## TASK GOAL
Below is the data. Give it again, complete and exact.

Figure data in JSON
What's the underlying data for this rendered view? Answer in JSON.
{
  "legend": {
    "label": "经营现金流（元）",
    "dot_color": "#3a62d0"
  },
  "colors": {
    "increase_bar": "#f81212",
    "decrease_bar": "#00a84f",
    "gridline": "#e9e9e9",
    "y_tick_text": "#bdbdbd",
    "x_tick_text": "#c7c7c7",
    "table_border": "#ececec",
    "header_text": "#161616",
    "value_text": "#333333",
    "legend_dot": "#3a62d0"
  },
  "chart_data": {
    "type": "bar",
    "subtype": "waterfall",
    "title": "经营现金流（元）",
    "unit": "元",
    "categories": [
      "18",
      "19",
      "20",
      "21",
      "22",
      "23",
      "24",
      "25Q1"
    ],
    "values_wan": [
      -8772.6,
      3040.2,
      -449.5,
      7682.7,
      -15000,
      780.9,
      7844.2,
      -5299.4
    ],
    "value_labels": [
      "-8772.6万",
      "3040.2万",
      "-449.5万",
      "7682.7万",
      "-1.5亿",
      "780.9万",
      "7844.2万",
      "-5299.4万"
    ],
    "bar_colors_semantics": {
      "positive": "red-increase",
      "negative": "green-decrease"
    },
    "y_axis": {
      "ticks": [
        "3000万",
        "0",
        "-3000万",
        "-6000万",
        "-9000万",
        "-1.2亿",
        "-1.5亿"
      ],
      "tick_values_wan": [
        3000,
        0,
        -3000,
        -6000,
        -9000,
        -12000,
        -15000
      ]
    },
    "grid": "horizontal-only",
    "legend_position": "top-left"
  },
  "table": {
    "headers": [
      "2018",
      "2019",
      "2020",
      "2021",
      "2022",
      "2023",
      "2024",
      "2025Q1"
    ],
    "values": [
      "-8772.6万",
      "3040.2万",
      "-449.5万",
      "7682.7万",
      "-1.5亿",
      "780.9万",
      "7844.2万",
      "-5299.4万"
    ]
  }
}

## IN RESPONSE
What's the underlying data for this rendered view? Answer in JSON.
{
  "legend": {
    "label": "经营现金流（元）",
    "dot_color": "#3a62d0"
  },
  "colors": {
    "increase_bar": "#f81212",
    "decrease_bar": "#00a84f",
    "gridline": "#e9e9e9",
    "y_tick_text": "#bdbdbd",
    "x_tick_text": "#c7c7c7",
    "table_border": "#ececec",
    "header_text": "#161616",
    "value_text": "#333333",
    "legend_dot": "#3a62d0"
  },
  "chart_data": {
    "type": "bar",
    "subtype": "waterfall",
    "title": "经营现金流（元）",
    "unit": "元",
    "categories": [
      "18",
      "19",
      "20",
      "21",
      "22",
      "23",
      "24",
      "25Q1"
    ],
    "values_wan": [
      -8772.6,
      3040.2,
      -449.5,
      7682.7,
      -15000,
      780.9,
      7844.2,
      -5299.4
    ],
    "value_labels": [
      "-8772.6万",
      "3040.2万",
      "-449.5万",
      "7682.7万",
      "-1.5亿",
      "780.9万",
      "7844.2万",
      "-5299.4万"
    ],
    "bar_colors_semantics": {
      "positive": "red-increase",
      "negative": "green-decrease"
    },
    "y_axis": {
      "ticks": [
        "3000万",
        "0",
        "-3000万",
        "-6000万",
        "-9000万",
        "-1.2亿",
        "-1.5亿"
      ],
      "tick_values_wan": [
        3000,
        0,
        -3000,
        -6000,
        -9000,
        -12000,
        -15000
      ]
    },
    "grid": "horizontal-only",
    "legend_position": "top-left"
  },
  "table": {
    "headers": [
      "2018",
      "2019",
      "2020",
      "2021",
      "2022",
      "2023",
      "2024",
      "2025Q1"
    ],
    "values": [
      "-8772.6万",
      "3040.2万",
      "-449.5万",
      "7682.7万",
      "-1.5亿",
      "780.9万",
      "7844.2万",
      "-5299.4万"
    ]
  }
}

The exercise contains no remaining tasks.